PROBLEM TO SOLVE:
Tell how many lines in the data below include the word "button". The answer is the number only.

INFORMATION SUPPLIED:
◇ ◇ ◇ ◇ ◇ ◇ ◇

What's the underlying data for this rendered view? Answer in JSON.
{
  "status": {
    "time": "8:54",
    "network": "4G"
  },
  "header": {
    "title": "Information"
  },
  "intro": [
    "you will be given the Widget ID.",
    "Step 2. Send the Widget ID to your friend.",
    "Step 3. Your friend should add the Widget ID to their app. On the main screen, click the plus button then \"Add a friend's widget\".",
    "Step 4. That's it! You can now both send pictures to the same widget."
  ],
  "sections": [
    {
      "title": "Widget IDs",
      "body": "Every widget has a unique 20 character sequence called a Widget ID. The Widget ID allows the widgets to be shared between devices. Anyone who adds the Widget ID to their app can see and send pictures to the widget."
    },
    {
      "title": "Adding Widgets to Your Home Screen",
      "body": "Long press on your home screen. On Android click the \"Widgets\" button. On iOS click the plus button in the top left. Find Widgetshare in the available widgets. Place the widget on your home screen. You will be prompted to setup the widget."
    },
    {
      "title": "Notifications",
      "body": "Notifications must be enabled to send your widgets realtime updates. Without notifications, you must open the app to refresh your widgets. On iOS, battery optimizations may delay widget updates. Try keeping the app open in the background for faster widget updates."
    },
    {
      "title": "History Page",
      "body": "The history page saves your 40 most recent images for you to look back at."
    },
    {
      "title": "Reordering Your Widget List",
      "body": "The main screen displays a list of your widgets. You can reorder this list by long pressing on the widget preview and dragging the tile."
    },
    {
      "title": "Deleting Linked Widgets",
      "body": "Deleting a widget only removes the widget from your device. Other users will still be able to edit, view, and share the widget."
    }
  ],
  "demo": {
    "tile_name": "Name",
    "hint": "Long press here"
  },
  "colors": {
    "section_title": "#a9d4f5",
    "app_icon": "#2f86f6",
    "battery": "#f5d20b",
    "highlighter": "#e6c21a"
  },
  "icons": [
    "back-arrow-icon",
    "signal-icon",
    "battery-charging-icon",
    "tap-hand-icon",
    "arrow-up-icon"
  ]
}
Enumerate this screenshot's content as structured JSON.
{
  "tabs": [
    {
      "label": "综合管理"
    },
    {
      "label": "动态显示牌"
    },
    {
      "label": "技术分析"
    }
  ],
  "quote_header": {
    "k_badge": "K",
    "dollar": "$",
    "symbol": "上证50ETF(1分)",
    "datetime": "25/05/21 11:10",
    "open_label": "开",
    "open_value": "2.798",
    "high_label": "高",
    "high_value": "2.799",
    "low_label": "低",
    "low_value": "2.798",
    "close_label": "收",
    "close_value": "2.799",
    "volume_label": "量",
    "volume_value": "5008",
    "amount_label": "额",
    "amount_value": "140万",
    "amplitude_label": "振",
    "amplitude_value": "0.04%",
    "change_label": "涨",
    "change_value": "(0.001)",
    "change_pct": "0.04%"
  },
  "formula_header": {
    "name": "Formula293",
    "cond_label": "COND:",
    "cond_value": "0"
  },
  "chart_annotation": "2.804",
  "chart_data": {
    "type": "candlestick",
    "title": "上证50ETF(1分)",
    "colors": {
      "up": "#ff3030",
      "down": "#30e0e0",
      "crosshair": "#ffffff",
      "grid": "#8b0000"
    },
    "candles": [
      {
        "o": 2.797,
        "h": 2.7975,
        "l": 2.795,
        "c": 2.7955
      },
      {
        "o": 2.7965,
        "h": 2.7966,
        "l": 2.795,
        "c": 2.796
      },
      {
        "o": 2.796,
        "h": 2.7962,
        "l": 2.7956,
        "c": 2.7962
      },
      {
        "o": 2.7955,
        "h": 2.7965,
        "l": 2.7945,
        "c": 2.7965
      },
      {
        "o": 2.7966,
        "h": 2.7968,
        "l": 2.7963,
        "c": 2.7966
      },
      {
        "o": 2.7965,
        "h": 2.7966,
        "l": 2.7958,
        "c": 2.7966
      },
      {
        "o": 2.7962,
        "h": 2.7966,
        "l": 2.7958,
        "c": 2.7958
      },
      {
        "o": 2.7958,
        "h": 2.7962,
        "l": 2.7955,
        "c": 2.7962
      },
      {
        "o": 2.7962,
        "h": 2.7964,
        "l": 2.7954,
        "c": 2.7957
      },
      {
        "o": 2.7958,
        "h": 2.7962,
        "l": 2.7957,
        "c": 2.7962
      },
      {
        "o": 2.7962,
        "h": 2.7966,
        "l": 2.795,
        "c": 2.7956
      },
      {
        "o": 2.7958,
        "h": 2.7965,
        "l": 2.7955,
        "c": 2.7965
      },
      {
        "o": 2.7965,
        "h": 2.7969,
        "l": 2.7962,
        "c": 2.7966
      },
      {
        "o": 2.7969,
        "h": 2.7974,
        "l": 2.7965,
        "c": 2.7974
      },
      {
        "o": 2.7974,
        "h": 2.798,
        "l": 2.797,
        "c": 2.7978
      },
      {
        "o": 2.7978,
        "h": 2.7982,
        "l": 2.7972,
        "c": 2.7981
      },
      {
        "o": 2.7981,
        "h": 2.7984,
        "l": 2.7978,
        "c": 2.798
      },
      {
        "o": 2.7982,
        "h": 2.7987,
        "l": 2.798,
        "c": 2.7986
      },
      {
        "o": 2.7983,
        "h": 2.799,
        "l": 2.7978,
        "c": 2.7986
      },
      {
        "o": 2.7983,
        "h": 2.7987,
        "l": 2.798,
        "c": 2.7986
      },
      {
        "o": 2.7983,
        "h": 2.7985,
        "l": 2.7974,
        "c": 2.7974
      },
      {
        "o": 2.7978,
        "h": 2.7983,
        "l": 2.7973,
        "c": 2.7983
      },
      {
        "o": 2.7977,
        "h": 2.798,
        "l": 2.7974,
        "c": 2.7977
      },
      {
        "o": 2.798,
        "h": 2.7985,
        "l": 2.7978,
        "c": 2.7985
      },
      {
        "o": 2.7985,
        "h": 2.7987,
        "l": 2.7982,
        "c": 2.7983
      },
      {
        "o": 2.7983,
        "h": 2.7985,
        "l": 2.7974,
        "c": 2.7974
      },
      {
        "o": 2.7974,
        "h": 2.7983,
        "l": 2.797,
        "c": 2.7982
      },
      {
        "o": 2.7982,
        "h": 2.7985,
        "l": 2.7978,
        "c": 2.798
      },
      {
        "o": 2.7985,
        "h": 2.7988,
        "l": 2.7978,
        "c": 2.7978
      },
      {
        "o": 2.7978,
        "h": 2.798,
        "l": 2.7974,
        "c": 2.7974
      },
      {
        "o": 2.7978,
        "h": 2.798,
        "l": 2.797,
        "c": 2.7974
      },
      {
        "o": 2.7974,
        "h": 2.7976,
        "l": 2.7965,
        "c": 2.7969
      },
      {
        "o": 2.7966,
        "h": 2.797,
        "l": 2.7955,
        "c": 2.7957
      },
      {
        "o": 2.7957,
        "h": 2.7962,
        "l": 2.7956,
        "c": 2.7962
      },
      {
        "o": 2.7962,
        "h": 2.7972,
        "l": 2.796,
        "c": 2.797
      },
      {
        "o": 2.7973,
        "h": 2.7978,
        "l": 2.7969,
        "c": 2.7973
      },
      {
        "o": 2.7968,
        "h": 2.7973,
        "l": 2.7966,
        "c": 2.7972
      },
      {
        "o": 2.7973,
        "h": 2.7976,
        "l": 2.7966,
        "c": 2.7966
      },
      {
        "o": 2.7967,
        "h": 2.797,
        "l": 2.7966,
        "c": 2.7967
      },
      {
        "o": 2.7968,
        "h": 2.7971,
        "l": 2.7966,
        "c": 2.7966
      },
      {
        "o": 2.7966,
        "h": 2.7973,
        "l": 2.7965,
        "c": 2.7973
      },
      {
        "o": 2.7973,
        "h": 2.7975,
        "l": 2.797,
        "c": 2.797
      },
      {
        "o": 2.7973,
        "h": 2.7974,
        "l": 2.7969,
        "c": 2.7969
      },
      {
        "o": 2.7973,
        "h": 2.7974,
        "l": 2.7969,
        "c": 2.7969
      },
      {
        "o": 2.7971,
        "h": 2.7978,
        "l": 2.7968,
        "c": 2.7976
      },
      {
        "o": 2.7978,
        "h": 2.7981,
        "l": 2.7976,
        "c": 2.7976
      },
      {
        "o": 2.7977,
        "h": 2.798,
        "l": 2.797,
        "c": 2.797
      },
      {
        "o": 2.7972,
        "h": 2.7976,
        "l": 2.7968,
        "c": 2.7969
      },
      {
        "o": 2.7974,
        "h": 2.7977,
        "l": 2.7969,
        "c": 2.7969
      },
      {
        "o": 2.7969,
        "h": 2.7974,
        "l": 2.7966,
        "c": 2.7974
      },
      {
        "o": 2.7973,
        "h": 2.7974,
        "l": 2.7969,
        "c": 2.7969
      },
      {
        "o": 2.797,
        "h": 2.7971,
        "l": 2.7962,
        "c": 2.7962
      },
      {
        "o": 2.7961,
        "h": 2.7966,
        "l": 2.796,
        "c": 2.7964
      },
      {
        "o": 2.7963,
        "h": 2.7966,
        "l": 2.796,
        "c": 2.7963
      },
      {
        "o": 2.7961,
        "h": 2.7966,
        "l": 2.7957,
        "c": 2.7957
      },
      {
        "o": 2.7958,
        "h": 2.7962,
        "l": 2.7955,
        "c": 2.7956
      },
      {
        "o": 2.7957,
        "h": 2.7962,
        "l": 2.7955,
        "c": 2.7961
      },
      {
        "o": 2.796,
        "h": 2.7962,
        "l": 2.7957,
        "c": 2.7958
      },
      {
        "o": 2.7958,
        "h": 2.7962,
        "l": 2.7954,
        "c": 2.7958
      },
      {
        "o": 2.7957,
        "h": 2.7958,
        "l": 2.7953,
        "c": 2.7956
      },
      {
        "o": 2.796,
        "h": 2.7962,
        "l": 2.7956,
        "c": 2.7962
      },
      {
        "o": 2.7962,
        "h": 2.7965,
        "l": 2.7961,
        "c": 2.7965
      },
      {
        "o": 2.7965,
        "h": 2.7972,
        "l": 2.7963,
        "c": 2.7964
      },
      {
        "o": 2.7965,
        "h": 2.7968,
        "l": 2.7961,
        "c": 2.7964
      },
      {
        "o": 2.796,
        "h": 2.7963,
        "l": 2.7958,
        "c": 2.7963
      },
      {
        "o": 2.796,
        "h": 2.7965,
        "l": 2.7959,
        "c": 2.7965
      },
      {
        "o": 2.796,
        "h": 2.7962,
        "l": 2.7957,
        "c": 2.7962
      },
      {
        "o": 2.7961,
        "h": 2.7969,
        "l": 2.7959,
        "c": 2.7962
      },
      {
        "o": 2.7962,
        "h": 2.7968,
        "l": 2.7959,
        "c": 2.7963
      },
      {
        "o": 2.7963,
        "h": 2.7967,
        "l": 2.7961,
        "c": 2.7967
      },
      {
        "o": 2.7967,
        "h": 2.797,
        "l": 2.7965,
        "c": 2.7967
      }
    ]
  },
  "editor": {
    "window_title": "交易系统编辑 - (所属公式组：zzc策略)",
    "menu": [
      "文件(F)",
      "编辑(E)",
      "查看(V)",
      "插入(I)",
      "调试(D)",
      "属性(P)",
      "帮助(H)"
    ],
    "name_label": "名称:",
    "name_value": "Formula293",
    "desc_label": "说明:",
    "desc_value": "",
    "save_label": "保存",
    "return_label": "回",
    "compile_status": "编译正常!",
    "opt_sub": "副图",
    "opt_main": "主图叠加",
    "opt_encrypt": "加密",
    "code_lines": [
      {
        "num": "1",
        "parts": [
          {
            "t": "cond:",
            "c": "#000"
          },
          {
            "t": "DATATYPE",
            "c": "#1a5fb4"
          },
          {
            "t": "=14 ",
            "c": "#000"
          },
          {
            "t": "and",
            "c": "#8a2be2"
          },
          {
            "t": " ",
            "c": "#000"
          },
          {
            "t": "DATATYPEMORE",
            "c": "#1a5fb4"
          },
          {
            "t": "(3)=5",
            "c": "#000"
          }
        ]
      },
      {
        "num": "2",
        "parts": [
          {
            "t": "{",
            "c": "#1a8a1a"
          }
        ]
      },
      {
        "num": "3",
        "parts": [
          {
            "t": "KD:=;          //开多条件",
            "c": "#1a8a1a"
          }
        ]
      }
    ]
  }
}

◇ ◇ ◇ ◇ ◇ ◇ ◇

RESPONSE:
2